# start of RECORD EXTRACTS

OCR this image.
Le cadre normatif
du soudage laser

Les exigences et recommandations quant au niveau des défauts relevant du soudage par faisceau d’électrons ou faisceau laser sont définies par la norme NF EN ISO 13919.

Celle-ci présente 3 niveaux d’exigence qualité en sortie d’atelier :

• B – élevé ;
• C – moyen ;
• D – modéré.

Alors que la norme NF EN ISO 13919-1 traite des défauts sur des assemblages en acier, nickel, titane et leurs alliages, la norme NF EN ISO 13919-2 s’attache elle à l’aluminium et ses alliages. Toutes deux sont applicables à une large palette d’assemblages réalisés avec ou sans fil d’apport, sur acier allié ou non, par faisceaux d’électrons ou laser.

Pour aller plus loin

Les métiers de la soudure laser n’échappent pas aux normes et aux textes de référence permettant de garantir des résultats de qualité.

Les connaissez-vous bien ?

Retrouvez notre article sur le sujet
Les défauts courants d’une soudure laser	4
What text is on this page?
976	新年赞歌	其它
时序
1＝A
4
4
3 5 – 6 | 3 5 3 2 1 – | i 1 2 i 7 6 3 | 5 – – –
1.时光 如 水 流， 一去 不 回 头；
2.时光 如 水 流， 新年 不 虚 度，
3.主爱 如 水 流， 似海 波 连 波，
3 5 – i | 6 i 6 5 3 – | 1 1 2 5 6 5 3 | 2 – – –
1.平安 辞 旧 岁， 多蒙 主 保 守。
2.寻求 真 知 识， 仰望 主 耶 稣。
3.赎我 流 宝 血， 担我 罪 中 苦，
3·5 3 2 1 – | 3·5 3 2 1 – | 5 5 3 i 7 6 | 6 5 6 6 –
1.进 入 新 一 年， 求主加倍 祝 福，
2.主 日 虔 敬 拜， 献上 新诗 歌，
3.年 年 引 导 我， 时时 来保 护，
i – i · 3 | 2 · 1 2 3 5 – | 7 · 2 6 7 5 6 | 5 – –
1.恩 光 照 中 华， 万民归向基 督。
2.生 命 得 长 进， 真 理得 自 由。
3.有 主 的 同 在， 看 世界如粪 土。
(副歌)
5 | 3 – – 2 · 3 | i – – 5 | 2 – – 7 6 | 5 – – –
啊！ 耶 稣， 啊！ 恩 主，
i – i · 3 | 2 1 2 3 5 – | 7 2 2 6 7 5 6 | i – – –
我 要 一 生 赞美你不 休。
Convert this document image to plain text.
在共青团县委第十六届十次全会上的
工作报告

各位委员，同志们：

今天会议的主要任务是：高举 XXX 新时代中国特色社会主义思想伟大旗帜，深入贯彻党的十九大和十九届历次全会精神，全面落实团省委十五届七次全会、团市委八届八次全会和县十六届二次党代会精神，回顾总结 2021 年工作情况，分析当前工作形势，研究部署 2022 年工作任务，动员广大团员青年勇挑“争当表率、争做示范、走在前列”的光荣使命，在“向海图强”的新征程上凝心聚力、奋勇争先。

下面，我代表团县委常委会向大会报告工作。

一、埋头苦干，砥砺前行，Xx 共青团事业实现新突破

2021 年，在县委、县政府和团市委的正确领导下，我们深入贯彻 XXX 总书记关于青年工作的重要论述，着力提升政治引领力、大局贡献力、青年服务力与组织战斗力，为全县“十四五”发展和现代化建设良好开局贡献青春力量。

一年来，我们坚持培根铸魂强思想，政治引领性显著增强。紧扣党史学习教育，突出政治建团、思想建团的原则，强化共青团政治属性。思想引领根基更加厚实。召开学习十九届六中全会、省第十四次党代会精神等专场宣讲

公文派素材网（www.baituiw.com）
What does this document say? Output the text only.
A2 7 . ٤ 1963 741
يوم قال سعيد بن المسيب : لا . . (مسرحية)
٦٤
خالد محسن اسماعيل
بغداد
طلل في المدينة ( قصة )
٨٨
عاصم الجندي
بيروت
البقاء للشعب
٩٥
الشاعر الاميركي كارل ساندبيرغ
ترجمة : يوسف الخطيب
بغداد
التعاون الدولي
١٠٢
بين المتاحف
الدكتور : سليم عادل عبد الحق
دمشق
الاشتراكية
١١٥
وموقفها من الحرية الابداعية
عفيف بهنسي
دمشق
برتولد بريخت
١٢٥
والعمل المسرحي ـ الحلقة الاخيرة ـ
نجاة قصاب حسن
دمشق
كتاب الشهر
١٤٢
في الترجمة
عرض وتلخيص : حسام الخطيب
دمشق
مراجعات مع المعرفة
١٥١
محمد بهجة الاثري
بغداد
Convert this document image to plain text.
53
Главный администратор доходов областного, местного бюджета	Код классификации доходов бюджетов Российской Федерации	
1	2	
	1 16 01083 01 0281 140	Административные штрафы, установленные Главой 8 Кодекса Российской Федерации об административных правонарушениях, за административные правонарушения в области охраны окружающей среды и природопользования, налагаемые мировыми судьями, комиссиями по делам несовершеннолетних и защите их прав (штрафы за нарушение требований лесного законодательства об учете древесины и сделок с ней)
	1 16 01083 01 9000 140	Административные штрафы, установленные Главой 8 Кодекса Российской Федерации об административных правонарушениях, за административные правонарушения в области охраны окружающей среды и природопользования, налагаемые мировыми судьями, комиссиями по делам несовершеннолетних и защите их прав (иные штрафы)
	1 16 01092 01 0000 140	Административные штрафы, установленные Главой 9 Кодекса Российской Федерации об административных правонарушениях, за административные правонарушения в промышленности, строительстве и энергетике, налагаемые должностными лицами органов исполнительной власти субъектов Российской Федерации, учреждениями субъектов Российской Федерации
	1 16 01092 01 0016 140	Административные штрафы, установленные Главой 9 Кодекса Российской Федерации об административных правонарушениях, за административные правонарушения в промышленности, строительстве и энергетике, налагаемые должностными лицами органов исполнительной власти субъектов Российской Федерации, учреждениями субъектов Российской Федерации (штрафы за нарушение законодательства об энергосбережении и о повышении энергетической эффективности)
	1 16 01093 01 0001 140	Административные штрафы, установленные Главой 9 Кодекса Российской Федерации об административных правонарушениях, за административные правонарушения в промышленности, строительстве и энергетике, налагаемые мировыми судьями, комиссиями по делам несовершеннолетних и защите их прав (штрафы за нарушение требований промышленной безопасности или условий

# end of RECORD EXTRACTS

=== WHAT THE TASK REQUIRES ===
Transcribe all of the lines in the records precisely.

=== TASK RESULT ===
OCR this image.
Le cadre normatif
du soudage laser

Les exigences et recommandations quant au niveau des défauts relevant du soudage par faisceau d’électrons ou faisceau laser sont définies par la norme NF EN ISO 13919.

Celle-ci présente 3 niveaux d’exigence qualité en sortie d’atelier :

• B – élevé ;
• C – moyen ;
• D – modéré.

Alors que la norme NF EN ISO 13919-1 traite des défauts sur des assemblages en acier, nickel, titane et leurs alliages, la norme NF EN ISO 13919-2 s’attache elle à l’aluminium et ses alliages. Toutes deux sont applicables à une large palette d’assemblages réalisés avec ou sans fil d’apport, sur acier allié ou non, par faisceaux d’électrons ou laser.

Pour aller plus loin

Les métiers de la soudure laser n’échappent pas aux normes et aux textes de référence permettant de garantir des résultats de qualité.

Les connaissez-vous bien ?

Retrouvez notre article sur le sujet
Les défauts courants d’une soudure laser	4
What text is on this page?
976	新年赞歌	其它
时序
1＝A
4
4
3 5 – 6 | 3 5 3 2 1 – | i 1 2 i 7 6 3 | 5 – – –
1.时光 如 水 流， 一去 不 回 头；
2.时光 如 水 流， 新年 不 虚 度，
3.主爱 如 水 流， 似海 波 连 波，
3 5 – i | 6 i 6 5 3 – | 1 1 2 5 6 5 3 | 2 – – –
1.平安 辞 旧 岁， 多蒙 主 保 守。
2.寻求 真 知 识， 仰望 主 耶 稣。
3.赎我 流 宝 血， 担我 罪 中 苦，
3·5 3 2 1 – | 3·5 3 2 1 – | 5 5 3 i 7 6 | 6 5 6 6 –
1.进 入 新 一 年， 求主加倍 祝 福，
2.主 日 虔 敬 拜， 献上 新诗 歌，
3.年 年 引 导 我， 时时 来保 护，
i – i · 3 | 2 · 1 2 3 5 – | 7 · 2 6 7 5 6 | 5 – –
1.恩 光 照 中 华， 万民归向基 督。
2.生 命 得 长 进， 真 理得 自 由。
3.有 主 的 同 在， 看 世界如粪 土。
(副歌)
5 | 3 – – 2 · 3 | i – – 5 | 2 – – 7 6 | 5 – – –
啊！ 耶 稣， 啊！ 恩 主，
i – i · 3 | 2 1 2 3 5 – | 7 2 2 6 7 5 6 | i – – –
我 要 一 生 赞美你不 休。
Convert this document image to plain text.
在共青团县委第十六届十次全会上的
工作报告

各位委员，同志们：

今天会议的主要任务是：高举 XXX 新时代中国特色社会主义思想伟大旗帜，深入贯彻党的十九大和十九届历次全会精神，全面落实团省委十五届七次全会、团市委八届八次全会和县十六届二次党代会精神，回顾总结 2021 年工作情况，分析当前工作形势，研究部署 2022 年工作任务，动员广大团员青年勇挑“争当表率、争做示范、走在前列”的光荣使命，在“向海图强”的新征程上凝心聚力、奋勇争先。

下面，我代表团县委常委会向大会报告工作。

一、埋头苦干，砥砺前行，Xx 共青团事业实现新突破

2021 年，在县委、县政府和团市委的正确领导下，我们深入贯彻 XXX 总书记关于青年工作的重要论述，着力提升政治引领力、大局贡献力、青年服务力与组织战斗力，为全县“十四五”发展和现代化建设良好开局贡献青春力量。

一年来，我们坚持培根铸魂强思想，政治引领性显著增强。紧扣党史学习教育，突出政治建团、思想建团的原则，强化共青团政治属性。思想引领根基更加厚实。召开学习十九届六中全会、省第十四次党代会精神等专场宣讲

公文派素材网（www.baituiw.com）
What does this document say? Output the text only.
A2 7 . ٤ 1963 741
يوم قال سعيد بن المسيب : لا . . (مسرحية)
٦٤
خالد محسن اسماعيل
بغداد
طلل في المدينة ( قصة )
٨٨
عاصم الجندي
بيروت
البقاء للشعب
٩٥
الشاعر الاميركي كارل ساندبيرغ
ترجمة : يوسف الخطيب
بغداد
التعاون الدولي
١٠٢
بين المتاحف
الدكتور : سليم عادل عبد الحق
دمشق
الاشتراكية
١١٥
وموقفها من الحرية الابداعية
عفيف بهنسي
دمشق
برتولد بريخت
١٢٥
والعمل المسرحي ـ الحلقة الاخيرة ـ
نجاة قصاب حسن
دمشق
كتاب الشهر
١٤٢
في الترجمة
عرض وتلخيص : حسام الخطيب
دمشق
مراجعات مع المعرفة
١٥١
محمد بهجة الاثري
بغداد
Convert this document image to plain text.
53
Главный администратор доходов областного, местного бюджета	Код классификации доходов бюджетов Российской Федерации	
1	2	
	1 16 01083 01 0281 140	Административные штрафы, установленные Главой 8 Кодекса Российской Федерации об административных правонарушениях, за административные правонарушения в области охраны окружающей среды и природопользования, налагаемые мировыми судьями, комиссиями по делам несовершеннолетних и защите их прав (штрафы за нарушение требований лесного законодательства об учете древесины и сделок с ней)
	1 16 01083 01 9000 140	Административные штрафы, установленные Главой 8 Кодекса Российской Федерации об административных правонарушениях, за административные правонарушения в области охраны окружающей среды и природопользования, налагаемые мировыми судьями, комиссиями по делам несовершеннолетних и защите их прав (иные штрафы)
	1 16 01092 01 0000 140	Административные штрафы, установленные Главой 9 Кодекса Российской Федерации об административных правонарушениях, за административные правонарушения в промышленности, строительстве и энергетике, налагаемые должностными лицами органов исполнительной власти субъектов Российской Федерации, учреждениями субъектов Российской Федерации
	1 16 01092 01 0016 140	Административные штрафы, установленные Главой 9 Кодекса Российской Федерации об административных правонарушениях, за административные правонарушения в промышленности, строительстве и энергетике, налагаемые должностными лицами органов исполнительной власти субъектов Российской Федерации, учреждениями субъектов Российской Федерации (штрафы за нарушение законодательства об энергосбережении и о повышении энергетической эффективности)
	1 16 01093 01 0001 140	Административные штрафы, установленные Главой 9 Кодекса Российской Федерации об административных правонарушениях, за административные правонарушения в промышленности, строительстве и энергетике, налагаемые мировыми судьями, комиссиями по делам несовершеннолетних и защите их прав (штрафы за нарушение требований промышленной безопасности или условий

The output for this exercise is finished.